_Task brief_:
Could you give the data below again, exactly and completely?

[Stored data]
——————
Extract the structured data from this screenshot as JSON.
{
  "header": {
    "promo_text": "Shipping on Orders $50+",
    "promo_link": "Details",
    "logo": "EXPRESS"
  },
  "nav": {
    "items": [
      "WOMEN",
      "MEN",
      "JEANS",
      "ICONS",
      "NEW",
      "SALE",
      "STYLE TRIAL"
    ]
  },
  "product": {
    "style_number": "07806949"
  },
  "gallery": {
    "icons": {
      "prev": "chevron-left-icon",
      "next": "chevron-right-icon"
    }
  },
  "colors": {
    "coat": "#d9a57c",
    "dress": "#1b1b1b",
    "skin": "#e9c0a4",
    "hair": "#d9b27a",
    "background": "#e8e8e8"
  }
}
——————
_Answer in full_:
Extract the structured data from this screenshot as JSON.
{
  "header": {
    "promo_text": "Shipping on Orders $50+",
    "promo_link": "Details",
    "logo": "EXPRESS"
  },
  "nav": {
    "items": [
      "WOMEN",
      "MEN",
      "JEANS",
      "ICONS",
      "NEW",
      "SALE",
      "STYLE TRIAL"
    ]
  },
  "product": {
    "style_number": "07806949"
  },
  "gallery": {
    "icons": {
      "prev": "chevron-left-icon",
      "next": "chevron-right-icon"
    }
  },
  "colors": {
    "coat": "#d9a57c",
    "dress": "#1b1b1b",
    "skin": "#e9c0a4",
    "hair": "#d9b27a",
    "background": "#e8e8e8"
  }
}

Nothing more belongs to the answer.